**Data entries:**
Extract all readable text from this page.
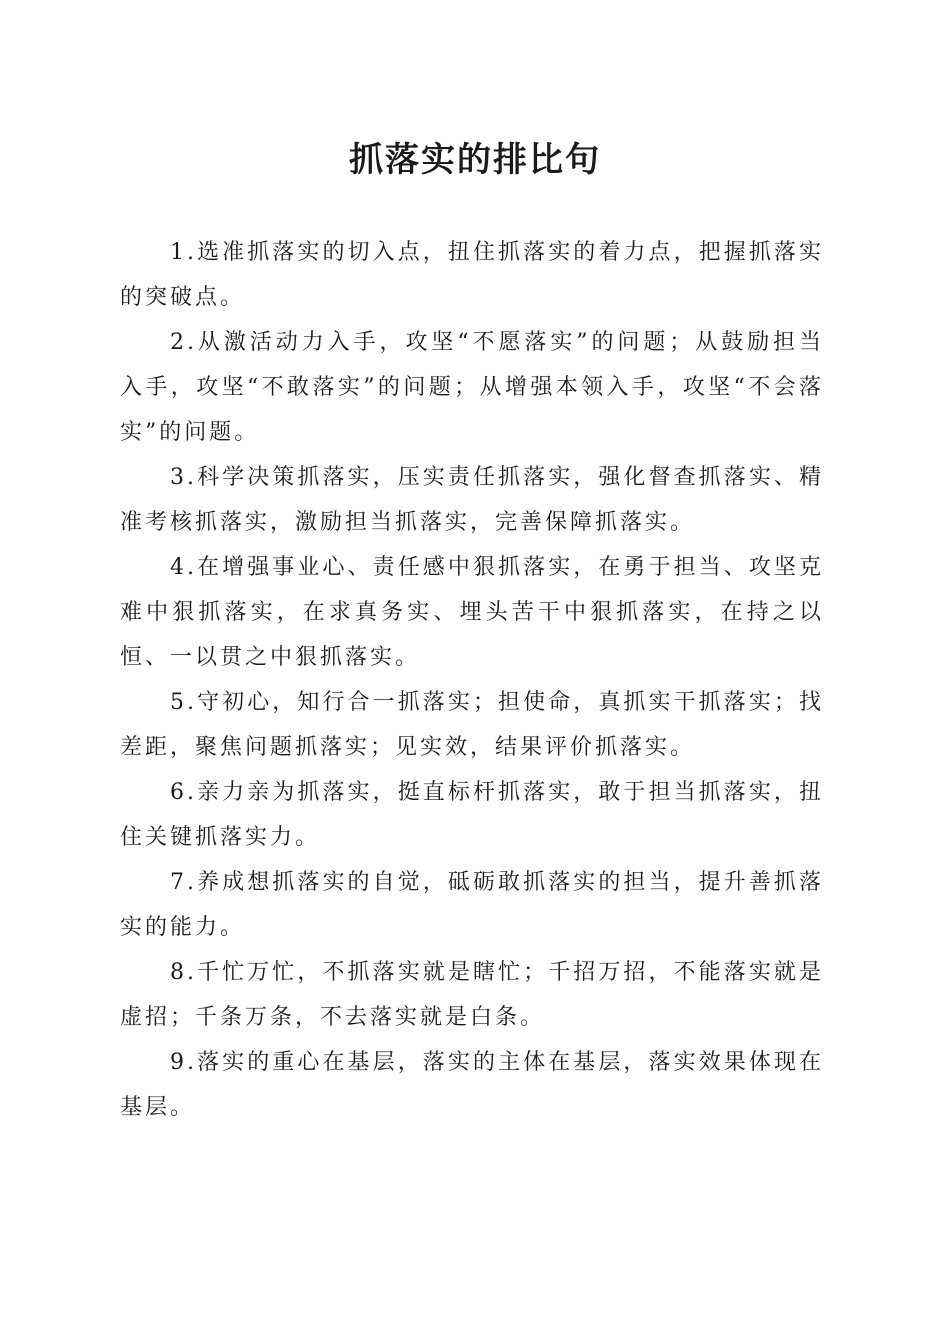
抓落实的排比句

1.选准抓落实的切入点，扭住抓落实的着力点，把握抓落实的突破点。

2.从激活动力入手，攻坚“不愿落实”的问题；从鼓励担当入手，攻坚“不敢落实”的问题；从增强本领入手，攻坚“不会落实”的问题。

3.科学决策抓落实，压实责任抓落实，强化督查抓落实、精准考核抓落实，激励担当抓落实，完善保障抓落实。

4.在增强事业心、责任感中狠抓落实，在勇于担当、攻坚克难中狠抓落实，在求真务实、埋头苦干中狠抓落实，在持之以恒、一以贯之中狠抓落实。

5.守初心，知行合一抓落实；担使命，真抓实干抓落实；找差距，聚焦问题抓落实；见实效，结果评价抓落实。

6.亲力亲为抓落实，挺直标杆抓落实，敢于担当抓落实，扭住关键抓落实力。

7.养成想抓落实的自觉，砥砺敢抓落实的担当，提升善抓落实的能力。

8.千忙万忙，不抓落实就是瞎忙；千招万招，不能落实就是虚招；千条万条，不去落实就是白条。

9.落实的重心在基层，落实的主体在基层，落实效果体现在基层。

**To do:** Print the complete listing exactly as it stands, without its pictures.

**Right answer:**
Extract all readable text from this page.
抓落实的排比句

1.选准抓落实的切入点，扭住抓落实的着力点，把握抓落实的突破点。

2.从激活动力入手，攻坚“不愿落实”的问题；从鼓励担当入手，攻坚“不敢落实”的问题；从增强本领入手，攻坚“不会落实”的问题。

3.科学决策抓落实，压实责任抓落实，强化督查抓落实、精准考核抓落实，激励担当抓落实，完善保障抓落实。

4.在增强事业心、责任感中狠抓落实，在勇于担当、攻坚克难中狠抓落实，在求真务实、埋头苦干中狠抓落实，在持之以恒、一以贯之中狠抓落实。

5.守初心，知行合一抓落实；担使命，真抓实干抓落实；找差距，聚焦问题抓落实；见实效，结果评价抓落实。

6.亲力亲为抓落实，挺直标杆抓落实，敢于担当抓落实，扭住关键抓落实力。

7.养成想抓落实的自觉，砥砺敢抓落实的担当，提升善抓落实的能力。

8.千忙万忙，不抓落实就是瞎忙；千招万招，不能落实就是虚招；千条万条，不去落实就是白条。

9.落实的重心在基层，落实的主体在基层，落实效果体现在基层。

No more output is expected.